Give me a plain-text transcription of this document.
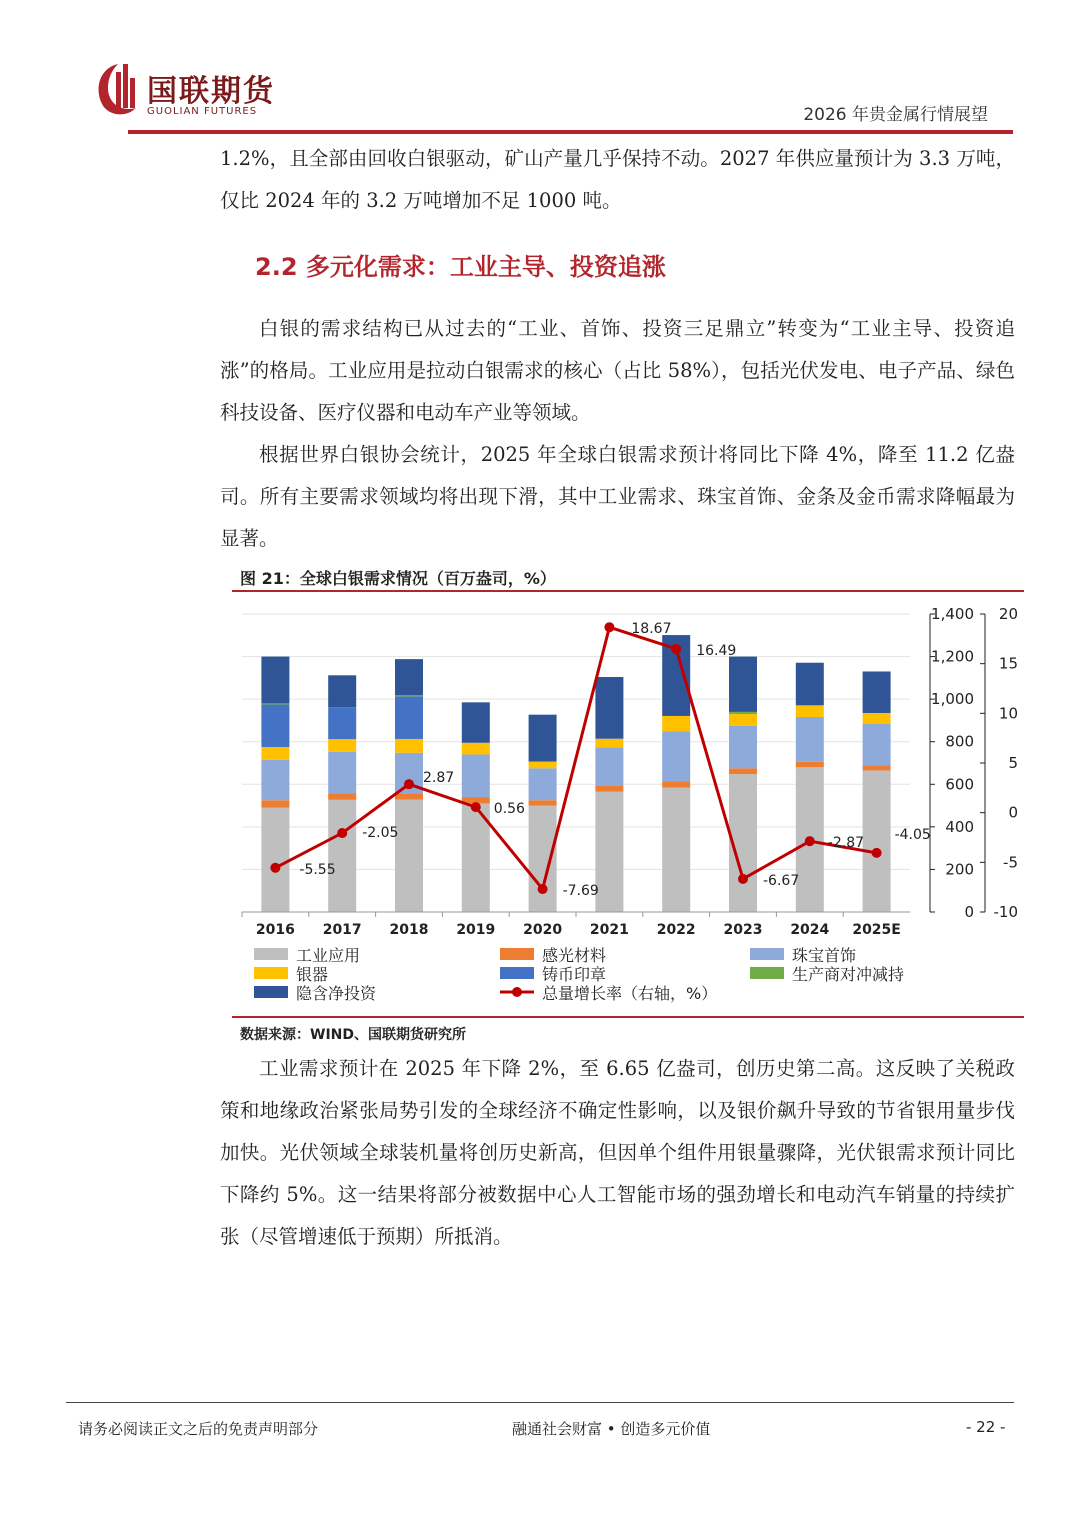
国联期货
GUOLIAN FUTURES	2026 年贵金属行情展望

1.2%，且全部由回收白银驱动，矿山产量几乎保持不动。2027 年供应量预计为 3.3 万吨，仅比 2024 年的 3.2 万吨增加不足 1000 吨。

2.2 多元化需求：工业主导、投资追涨

白银的需求结构已从过去的“工业、首饰、投资三足鼎立”转变为“工业主导、投资追涨”的格局。工业应用是拉动白银需求的核心（占比 58%），包括光伏发电、电子产品、绿色科技设备、医疗仪器和电动车产业等领域。

根据世界白银协会统计，2025 年全球白银需求预计将同比下降 4%，降至 11.2 亿盎司。所有主要需求领域均将出现下滑，其中工业需求、珠宝首饰、金条及金币需求降幅最为显著。

图 21：全球白银需求情况（百万盎司，%）
0
200
400
600
800
1,000
1,200
1,400
-10
-5
0
5
10
15
20
2016 2017 2018 2019 2020 2021 2022 2023 2024 2025E
-5.55
-2.05
2.87
0.56
-7.69
18.67
16.49
-6.67
-2.87
-4.05
工业应用	感光材料	珠宝首饰
银器	铸币印章	生产商对冲减持
隐含净投资	总量增长率（右轴，%）
数据来源：WIND、国联期货研究所

工业需求预计在 2025 年下降 2%，至 6.65 亿盎司，创历史第二高。这反映了关税政策和地缘政治紧张局势引发的全球经济不确定性影响，以及银价飙升导致的节省银用量步伐加快。光伏领域全球装机量将创历史新高，但因单个组件用银量骤降，光伏银需求预计同比下降约 5%。这一结果将部分被数据中心人工智能市场的强劲增长和电动汽车销量的持续扩张（尽管增速低于预期）所抵消。

请务必阅读正文之后的免责声明部分	融通社会财富 • 创造多元价值	- 22 -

- **Objective**:
Write every entry out again exactly, dropping the pictures.

- **The response**:
Give me a plain-text transcription of this document.
国联期货
GUOLIAN FUTURES	2026 年贵金属行情展望

1.2%，且全部由回收白银驱动，矿山产量几乎保持不动。2027 年供应量预计为 3.3 万吨，仅比 2024 年的 3.2 万吨增加不足 1000 吨。

2.2 多元化需求：工业主导、投资追涨

白银的需求结构已从过去的“工业、首饰、投资三足鼎立”转变为“工业主导、投资追涨”的格局。工业应用是拉动白银需求的核心（占比 58%），包括光伏发电、电子产品、绿色科技设备、医疗仪器和电动车产业等领域。

根据世界白银协会统计，2025 年全球白银需求预计将同比下降 4%，降至 11.2 亿盎司。所有主要需求领域均将出现下滑，其中工业需求、珠宝首饰、金条及金币需求降幅最为显著。

图 21：全球白银需求情况（百万盎司，%）
0
200
400
600
800
1,000
1,200
1,400
-10
-5
0
5
10
15
20
2016 2017 2018 2019 2020 2021 2022 2023 2024 2025E
-5.55
-2.05
2.87
0.56
-7.69
18.67
16.49
-6.67
-2.87
-4.05
工业应用	感光材料	珠宝首饰
银器	铸币印章	生产商对冲减持
隐含净投资	总量增长率（右轴，%）
数据来源：WIND、国联期货研究所

工业需求预计在 2025 年下降 2%，至 6.65 亿盎司，创历史第二高。这反映了关税政策和地缘政治紧张局势引发的全球经济不确定性影响，以及银价飙升导致的节省银用量步伐加快。光伏领域全球装机量将创历史新高，但因单个组件用银量骤降，光伏银需求预计同比下降约 5%。这一结果将部分被数据中心人工智能市场的强劲增长和电动汽车销量的持续扩张（尽管增速低于预期）所抵消。

请务必阅读正文之后的免责声明部分	融通社会财富 • 创造多元价值	- 22 -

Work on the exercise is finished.